### EXERCISE GOAL
A partial copy is required: transcribe exactly the lines from the one containing "Transcribe the text in this document." through the last line below, without any pictures.

(Saved data entries)
────
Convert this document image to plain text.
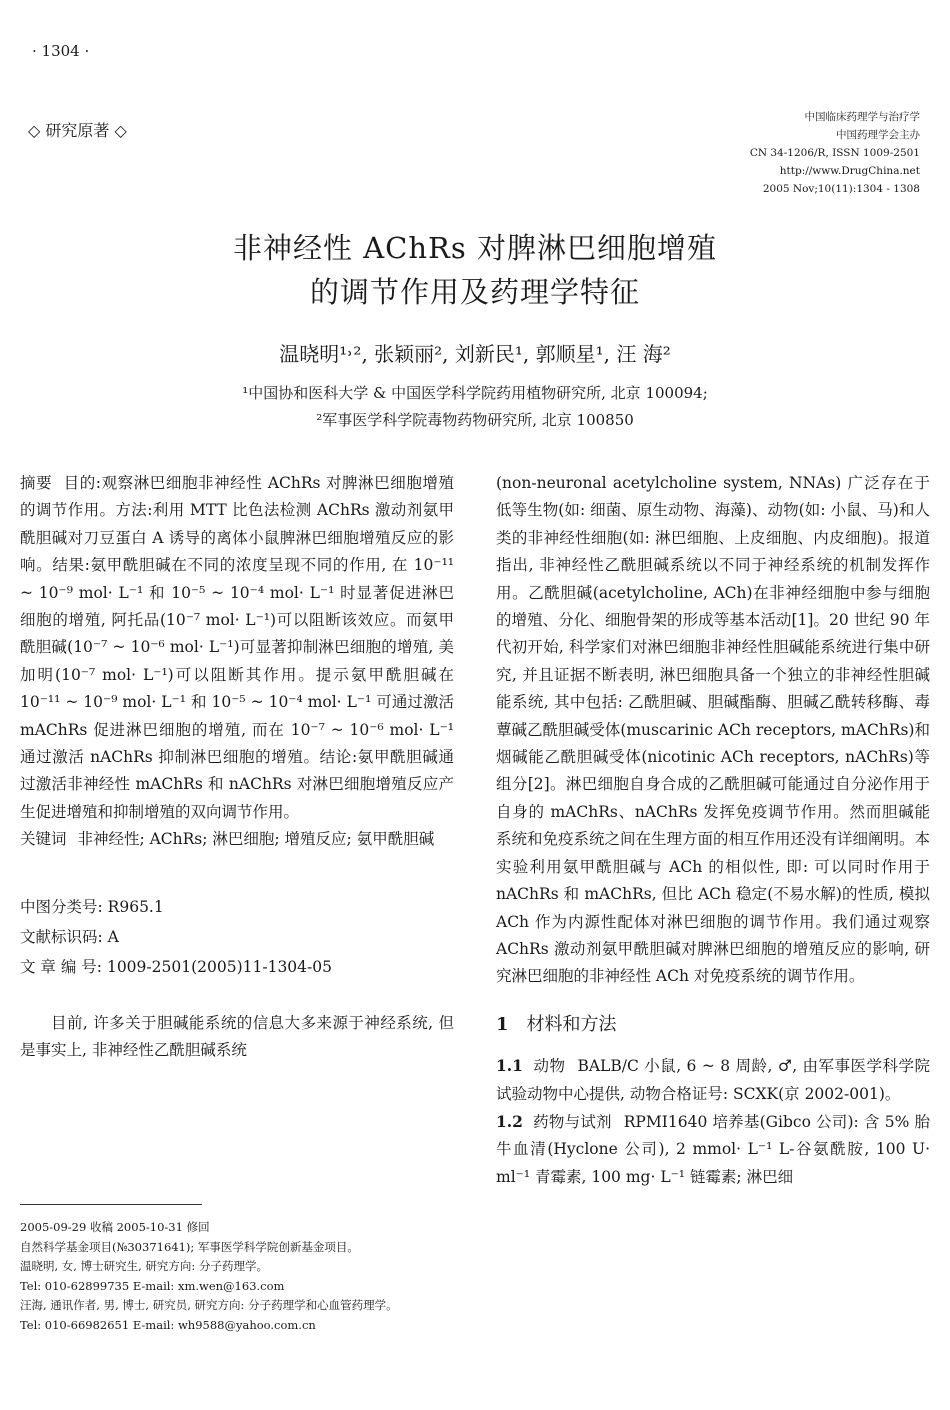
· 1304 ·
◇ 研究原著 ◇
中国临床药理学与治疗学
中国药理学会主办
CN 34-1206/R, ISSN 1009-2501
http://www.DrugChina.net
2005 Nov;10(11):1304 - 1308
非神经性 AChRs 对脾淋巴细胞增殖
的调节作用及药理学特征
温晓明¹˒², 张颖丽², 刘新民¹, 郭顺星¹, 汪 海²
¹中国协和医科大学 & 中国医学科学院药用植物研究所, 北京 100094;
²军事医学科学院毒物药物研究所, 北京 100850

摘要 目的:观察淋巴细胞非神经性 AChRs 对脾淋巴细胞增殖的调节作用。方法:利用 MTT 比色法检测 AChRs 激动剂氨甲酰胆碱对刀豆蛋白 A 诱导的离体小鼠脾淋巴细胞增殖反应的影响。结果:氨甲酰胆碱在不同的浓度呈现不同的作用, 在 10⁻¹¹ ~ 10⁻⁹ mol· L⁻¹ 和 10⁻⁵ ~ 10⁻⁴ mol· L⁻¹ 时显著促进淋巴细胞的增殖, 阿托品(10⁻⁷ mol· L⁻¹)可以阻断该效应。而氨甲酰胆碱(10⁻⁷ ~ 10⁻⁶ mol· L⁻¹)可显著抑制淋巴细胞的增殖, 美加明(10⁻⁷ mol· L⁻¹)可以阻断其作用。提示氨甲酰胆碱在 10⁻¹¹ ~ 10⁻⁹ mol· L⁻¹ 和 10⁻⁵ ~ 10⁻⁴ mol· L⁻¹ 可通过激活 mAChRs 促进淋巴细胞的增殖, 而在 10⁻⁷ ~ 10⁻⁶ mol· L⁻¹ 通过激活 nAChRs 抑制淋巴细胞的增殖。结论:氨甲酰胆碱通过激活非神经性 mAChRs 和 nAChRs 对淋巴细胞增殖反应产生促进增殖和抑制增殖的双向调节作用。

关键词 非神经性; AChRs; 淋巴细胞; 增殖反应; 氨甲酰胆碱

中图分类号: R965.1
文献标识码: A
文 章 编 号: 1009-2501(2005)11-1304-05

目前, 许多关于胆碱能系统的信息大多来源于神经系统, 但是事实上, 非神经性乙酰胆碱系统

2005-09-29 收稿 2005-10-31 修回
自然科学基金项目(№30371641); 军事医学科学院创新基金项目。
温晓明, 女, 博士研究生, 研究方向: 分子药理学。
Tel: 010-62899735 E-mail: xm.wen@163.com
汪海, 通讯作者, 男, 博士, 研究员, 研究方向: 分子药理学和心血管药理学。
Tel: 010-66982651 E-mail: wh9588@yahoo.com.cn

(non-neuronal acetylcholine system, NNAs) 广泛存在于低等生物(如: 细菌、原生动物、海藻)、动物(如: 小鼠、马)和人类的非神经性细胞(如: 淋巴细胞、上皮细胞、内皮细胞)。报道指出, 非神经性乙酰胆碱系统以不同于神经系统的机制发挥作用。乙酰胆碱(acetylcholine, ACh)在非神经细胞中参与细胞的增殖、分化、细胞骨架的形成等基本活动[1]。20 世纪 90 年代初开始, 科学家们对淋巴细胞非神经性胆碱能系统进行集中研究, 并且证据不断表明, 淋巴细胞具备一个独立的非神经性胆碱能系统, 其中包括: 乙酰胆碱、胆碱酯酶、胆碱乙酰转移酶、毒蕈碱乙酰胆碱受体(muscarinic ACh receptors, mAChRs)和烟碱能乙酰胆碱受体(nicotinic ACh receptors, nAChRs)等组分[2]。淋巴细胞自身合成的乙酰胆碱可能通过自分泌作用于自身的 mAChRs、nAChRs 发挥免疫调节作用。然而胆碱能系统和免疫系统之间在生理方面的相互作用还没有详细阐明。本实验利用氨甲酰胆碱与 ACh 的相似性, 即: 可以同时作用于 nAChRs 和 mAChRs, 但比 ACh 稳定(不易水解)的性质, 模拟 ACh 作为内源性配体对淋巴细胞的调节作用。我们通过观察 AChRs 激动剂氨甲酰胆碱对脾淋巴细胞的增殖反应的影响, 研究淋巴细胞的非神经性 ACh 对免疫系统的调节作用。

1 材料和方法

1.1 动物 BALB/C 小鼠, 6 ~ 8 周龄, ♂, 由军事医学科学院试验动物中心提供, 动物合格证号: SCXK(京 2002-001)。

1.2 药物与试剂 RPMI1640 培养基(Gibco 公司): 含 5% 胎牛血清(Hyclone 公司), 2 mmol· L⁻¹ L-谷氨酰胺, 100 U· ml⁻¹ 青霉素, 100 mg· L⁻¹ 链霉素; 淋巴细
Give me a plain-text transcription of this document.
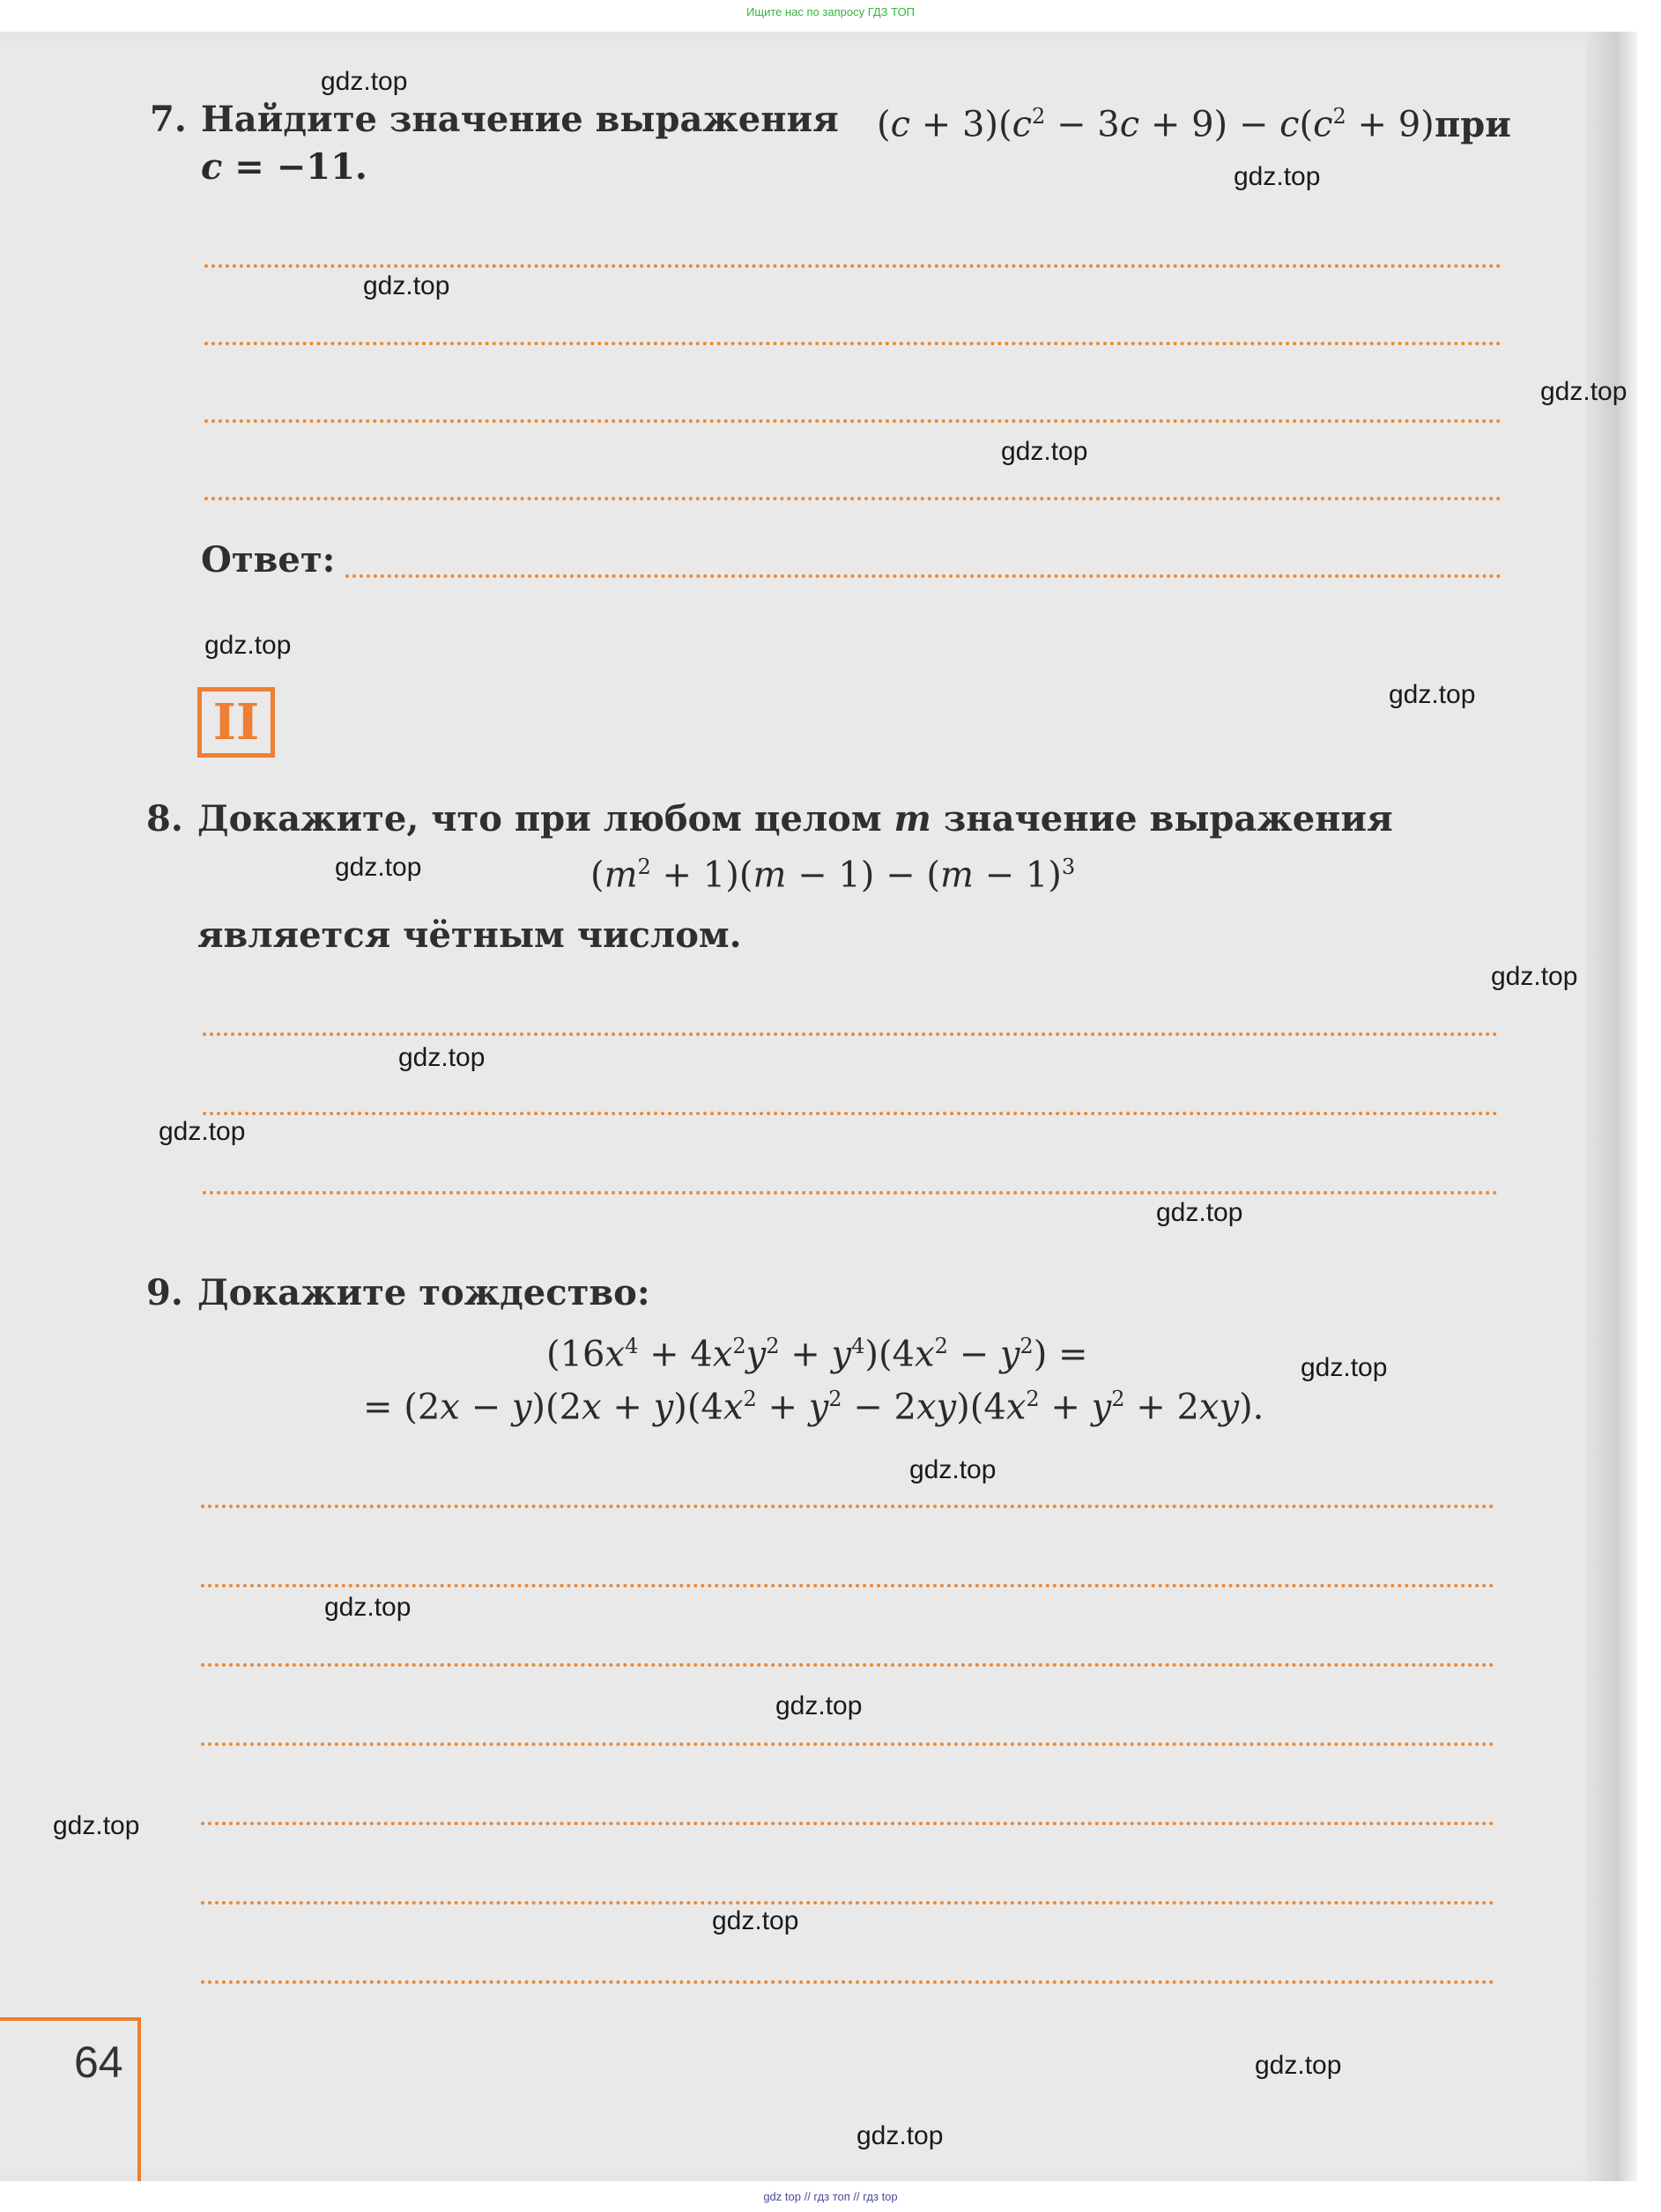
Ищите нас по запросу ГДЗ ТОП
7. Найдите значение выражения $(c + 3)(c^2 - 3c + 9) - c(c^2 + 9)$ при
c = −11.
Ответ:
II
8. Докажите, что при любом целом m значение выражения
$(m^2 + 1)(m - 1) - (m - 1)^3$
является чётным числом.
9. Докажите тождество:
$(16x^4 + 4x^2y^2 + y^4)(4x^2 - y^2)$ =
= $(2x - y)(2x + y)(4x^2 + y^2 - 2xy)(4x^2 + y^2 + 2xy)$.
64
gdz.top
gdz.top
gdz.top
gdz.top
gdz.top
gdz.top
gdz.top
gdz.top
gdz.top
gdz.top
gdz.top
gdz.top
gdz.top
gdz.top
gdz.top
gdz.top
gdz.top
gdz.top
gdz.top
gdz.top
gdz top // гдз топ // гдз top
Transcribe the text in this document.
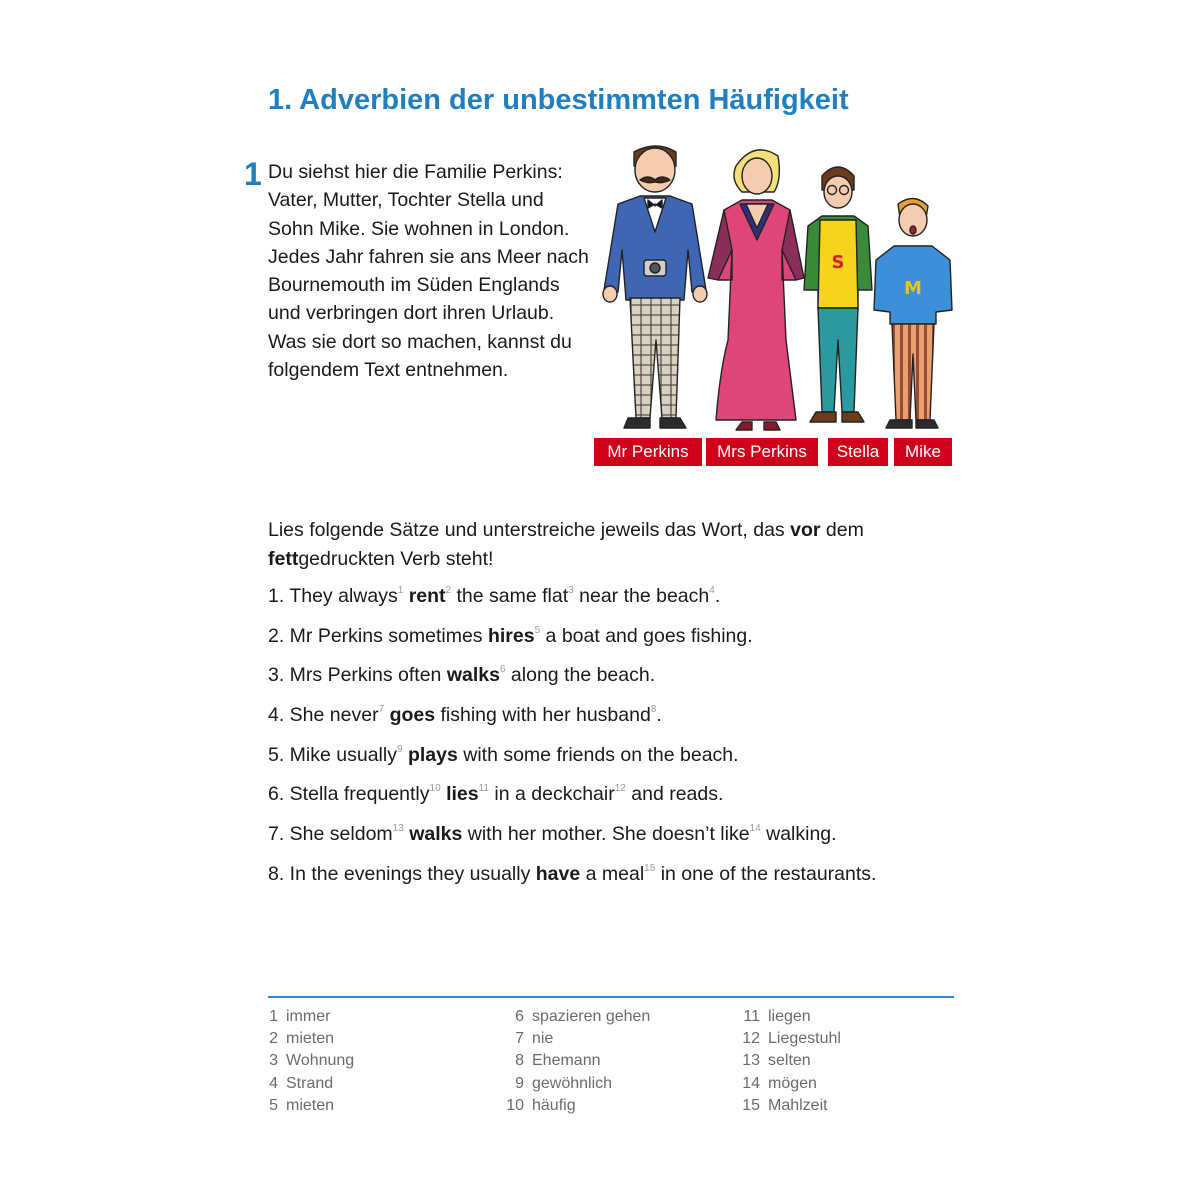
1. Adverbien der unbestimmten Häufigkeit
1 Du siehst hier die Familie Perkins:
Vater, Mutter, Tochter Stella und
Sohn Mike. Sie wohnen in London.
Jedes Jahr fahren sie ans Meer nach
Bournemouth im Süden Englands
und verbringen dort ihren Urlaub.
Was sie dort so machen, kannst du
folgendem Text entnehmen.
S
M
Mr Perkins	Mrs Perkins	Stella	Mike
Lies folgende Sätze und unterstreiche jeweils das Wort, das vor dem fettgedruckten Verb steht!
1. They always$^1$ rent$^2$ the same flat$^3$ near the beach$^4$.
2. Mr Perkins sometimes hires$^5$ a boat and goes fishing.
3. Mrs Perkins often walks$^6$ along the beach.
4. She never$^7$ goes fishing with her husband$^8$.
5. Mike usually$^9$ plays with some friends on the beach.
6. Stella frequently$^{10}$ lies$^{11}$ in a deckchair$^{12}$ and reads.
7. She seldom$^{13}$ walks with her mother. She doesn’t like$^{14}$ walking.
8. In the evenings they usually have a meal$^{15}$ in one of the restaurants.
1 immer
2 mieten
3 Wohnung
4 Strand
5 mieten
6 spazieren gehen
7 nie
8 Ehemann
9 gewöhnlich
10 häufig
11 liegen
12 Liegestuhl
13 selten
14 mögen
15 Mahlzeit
────
### EXERCISE RESPONSE
Transcribe the text in this document.
1. Adverbien der unbestimmten Häufigkeit
1 Du siehst hier die Familie Perkins:
Vater, Mutter, Tochter Stella und
Sohn Mike. Sie wohnen in London.
Jedes Jahr fahren sie ans Meer nach
Bournemouth im Süden Englands
und verbringen dort ihren Urlaub.
Was sie dort so machen, kannst du
folgendem Text entnehmen.
S
M
Mr Perkins	Mrs Perkins	Stella	Mike
Lies folgende Sätze und unterstreiche jeweils das Wort, das vor dem fettgedruckten Verb steht!
1. They always$^1$ rent$^2$ the same flat$^3$ near the beach$^4$.
2. Mr Perkins sometimes hires$^5$ a boat and goes fishing.
3. Mrs Perkins often walks$^6$ along the beach.
4. She never$^7$ goes fishing with her husband$^8$.
5. Mike usually$^9$ plays with some friends on the beach.
6. Stella frequently$^{10}$ lies$^{11}$ in a deckchair$^{12}$ and reads.
7. She seldom$^{13}$ walks with her mother. She doesn’t like$^{14}$ walking.
8. In the evenings they usually have a meal$^{15}$ in one of the restaurants.
1 immer
2 mieten
3 Wohnung
4 Strand
5 mieten
6 spazieren gehen
7 nie
8 Ehemann
9 gewöhnlich
10 häufig
11 liegen
12 Liegestuhl
13 selten
14 mögen
15 Mahlzeit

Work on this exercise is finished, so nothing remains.